YOUR TASK →
Can the data below be echoed back word for word?

TASK MATERIAL →
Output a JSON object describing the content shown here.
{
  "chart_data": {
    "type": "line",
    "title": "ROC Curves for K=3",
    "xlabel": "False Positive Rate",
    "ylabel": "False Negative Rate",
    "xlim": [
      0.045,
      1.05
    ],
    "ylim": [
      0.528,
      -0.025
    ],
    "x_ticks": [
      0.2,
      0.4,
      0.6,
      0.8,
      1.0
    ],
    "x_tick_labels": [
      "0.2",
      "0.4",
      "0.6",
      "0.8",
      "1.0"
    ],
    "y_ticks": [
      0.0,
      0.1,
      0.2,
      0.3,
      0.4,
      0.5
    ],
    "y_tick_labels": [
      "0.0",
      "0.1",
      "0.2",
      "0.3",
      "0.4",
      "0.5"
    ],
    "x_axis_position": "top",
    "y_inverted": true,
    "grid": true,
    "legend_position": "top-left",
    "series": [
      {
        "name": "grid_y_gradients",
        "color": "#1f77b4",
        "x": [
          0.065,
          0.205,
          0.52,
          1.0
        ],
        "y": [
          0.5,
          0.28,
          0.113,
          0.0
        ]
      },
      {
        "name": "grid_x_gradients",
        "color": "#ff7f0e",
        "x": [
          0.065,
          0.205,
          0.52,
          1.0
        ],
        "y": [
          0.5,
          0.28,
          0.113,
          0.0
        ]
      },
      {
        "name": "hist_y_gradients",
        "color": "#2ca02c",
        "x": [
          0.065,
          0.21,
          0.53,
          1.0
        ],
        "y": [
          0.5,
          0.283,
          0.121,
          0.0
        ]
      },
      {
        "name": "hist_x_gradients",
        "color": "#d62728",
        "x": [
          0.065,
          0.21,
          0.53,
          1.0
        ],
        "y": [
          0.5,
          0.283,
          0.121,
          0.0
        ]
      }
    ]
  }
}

EXERCISE OUTPUT →
Output a JSON object describing the content shown here.
{
  "chart_data": {
    "type": "line",
    "title": "ROC Curves for K=3",
    "xlabel": "False Positive Rate",
    "ylabel": "False Negative Rate",
    "xlim": [
      0.045,
      1.05
    ],
    "ylim": [
      0.528,
      -0.025
    ],
    "x_ticks": [
      0.2,
      0.4,
      0.6,
      0.8,
      1.0
    ],
    "x_tick_labels": [
      "0.2",
      "0.4",
      "0.6",
      "0.8",
      "1.0"
    ],
    "y_ticks": [
      0.0,
      0.1,
      0.2,
      0.3,
      0.4,
      0.5
    ],
    "y_tick_labels": [
      "0.0",
      "0.1",
      "0.2",
      "0.3",
      "0.4",
      "0.5"
    ],
    "x_axis_position": "top",
    "y_inverted": true,
    "grid": true,
    "legend_position": "top-left",
    "series": [
      {
        "name": "grid_y_gradients",
        "color": "#1f77b4",
        "x": [
          0.065,
          0.205,
          0.52,
          1.0
        ],
        "y": [
          0.5,
          0.28,
          0.113,
          0.0
        ]
      },
      {
        "name": "grid_x_gradients",
        "color": "#ff7f0e",
        "x": [
          0.065,
          0.205,
          0.52,
          1.0
        ],
        "y": [
          0.5,
          0.28,
          0.113,
          0.0
        ]
      },
      {
        "name": "hist_y_gradients",
        "color": "#2ca02c",
        "x": [
          0.065,
          0.21,
          0.53,
          1.0
        ],
        "y": [
          0.5,
          0.283,
          0.121,
          0.0
        ]
      },
      {
        "name": "hist_x_gradients",
        "color": "#d62728",
        "x": [
          0.065,
          0.21,
          0.53,
          1.0
        ],
        "y": [
          0.5,
          0.283,
          0.121,
          0.0
        ]
      }
    ]
  }
}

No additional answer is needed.